(Data entries)
---

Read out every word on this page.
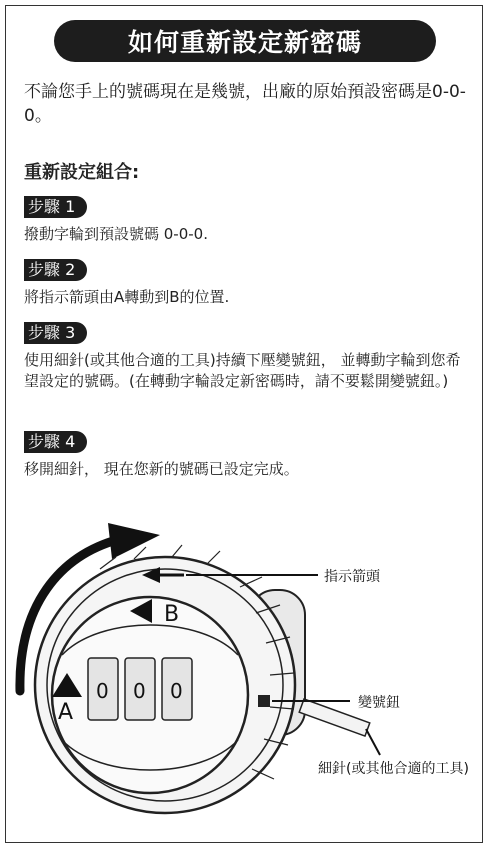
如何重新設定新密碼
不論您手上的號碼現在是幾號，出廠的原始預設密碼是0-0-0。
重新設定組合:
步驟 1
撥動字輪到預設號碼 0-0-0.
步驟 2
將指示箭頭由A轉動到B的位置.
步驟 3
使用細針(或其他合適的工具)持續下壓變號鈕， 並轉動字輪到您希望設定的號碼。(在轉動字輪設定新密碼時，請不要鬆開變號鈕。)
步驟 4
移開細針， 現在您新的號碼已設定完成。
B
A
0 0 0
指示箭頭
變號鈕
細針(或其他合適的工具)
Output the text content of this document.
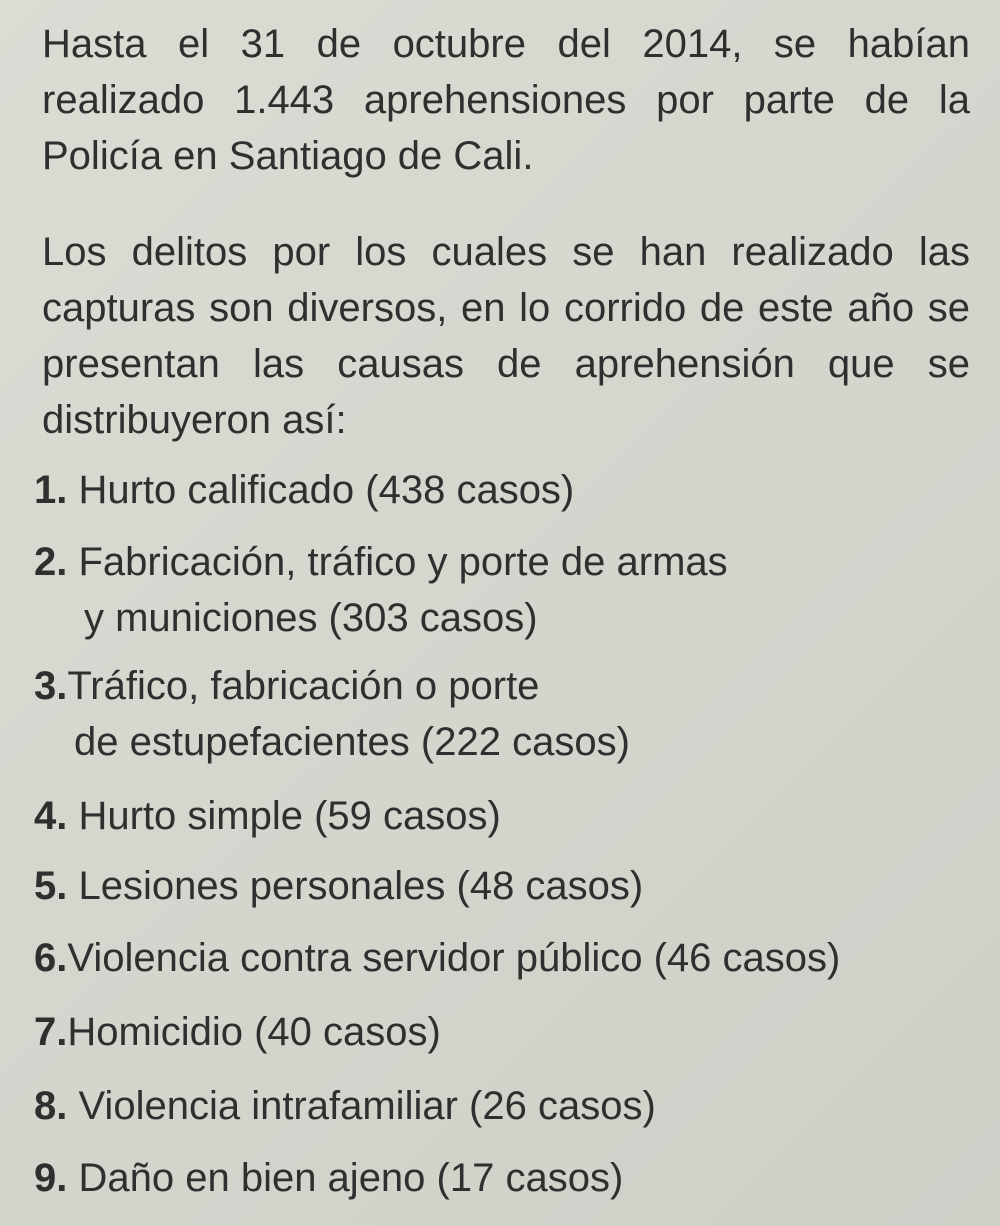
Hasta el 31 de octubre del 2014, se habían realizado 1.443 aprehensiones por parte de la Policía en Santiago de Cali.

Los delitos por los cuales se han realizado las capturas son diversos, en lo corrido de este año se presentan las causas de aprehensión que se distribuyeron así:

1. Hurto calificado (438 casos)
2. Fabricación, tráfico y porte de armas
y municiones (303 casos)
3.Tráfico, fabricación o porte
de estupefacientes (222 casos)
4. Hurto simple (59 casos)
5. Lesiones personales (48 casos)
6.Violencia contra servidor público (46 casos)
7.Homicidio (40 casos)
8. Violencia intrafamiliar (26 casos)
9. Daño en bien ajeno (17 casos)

---

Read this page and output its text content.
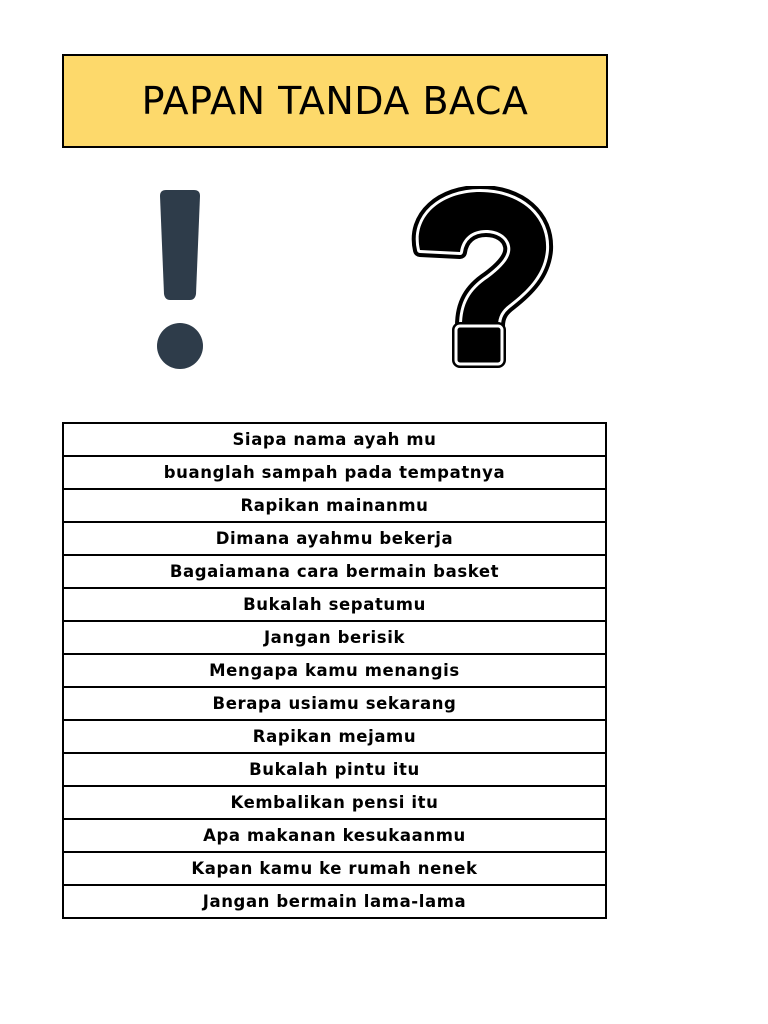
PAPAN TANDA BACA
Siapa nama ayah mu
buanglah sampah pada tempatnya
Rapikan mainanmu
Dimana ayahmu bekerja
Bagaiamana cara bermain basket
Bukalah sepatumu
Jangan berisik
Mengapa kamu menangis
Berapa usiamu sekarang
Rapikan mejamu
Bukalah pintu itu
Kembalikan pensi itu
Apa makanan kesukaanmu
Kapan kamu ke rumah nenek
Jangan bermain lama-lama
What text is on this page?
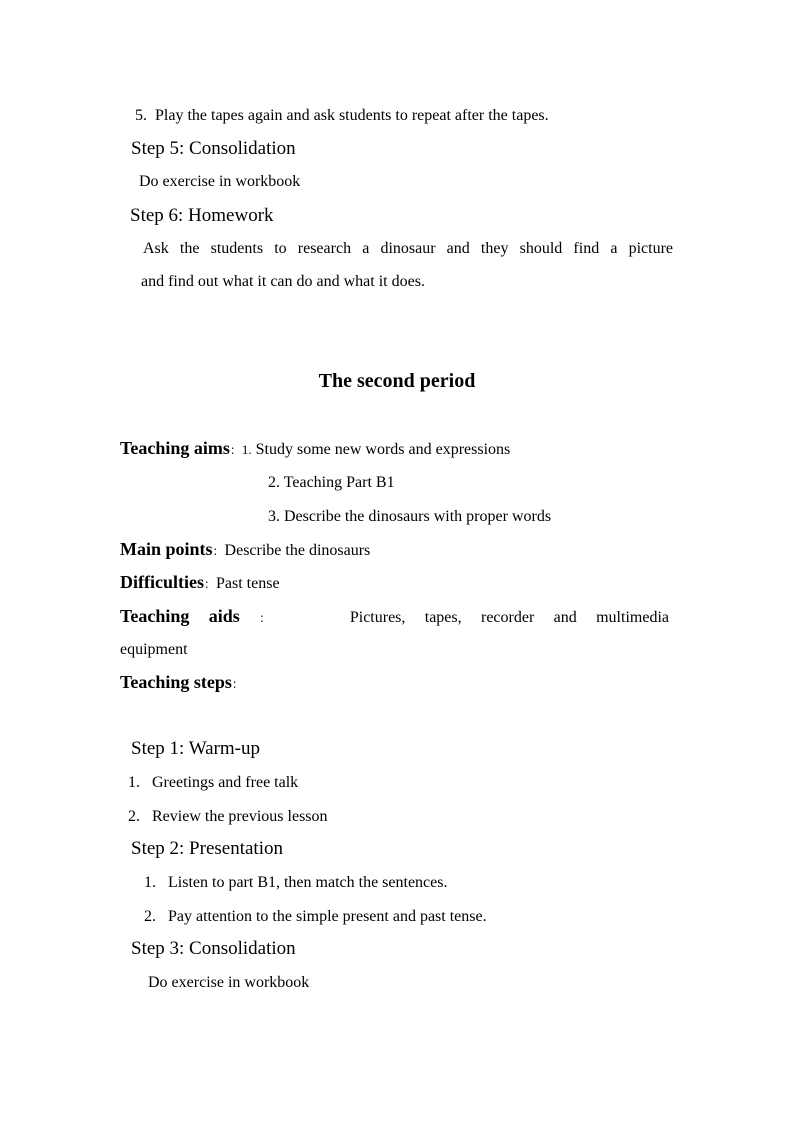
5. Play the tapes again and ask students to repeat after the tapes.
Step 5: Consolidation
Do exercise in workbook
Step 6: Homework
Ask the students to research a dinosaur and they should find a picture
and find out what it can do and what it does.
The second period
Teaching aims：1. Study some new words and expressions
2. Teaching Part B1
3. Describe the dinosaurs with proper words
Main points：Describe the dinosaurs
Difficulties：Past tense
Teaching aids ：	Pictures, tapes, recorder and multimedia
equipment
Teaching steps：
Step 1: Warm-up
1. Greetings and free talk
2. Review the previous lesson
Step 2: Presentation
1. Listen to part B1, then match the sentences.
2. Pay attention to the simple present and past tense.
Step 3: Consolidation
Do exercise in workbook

---

#### The problem
Scan the material above and determine how many lines include the word "Teaching"; report only the number.

#### Complete output
4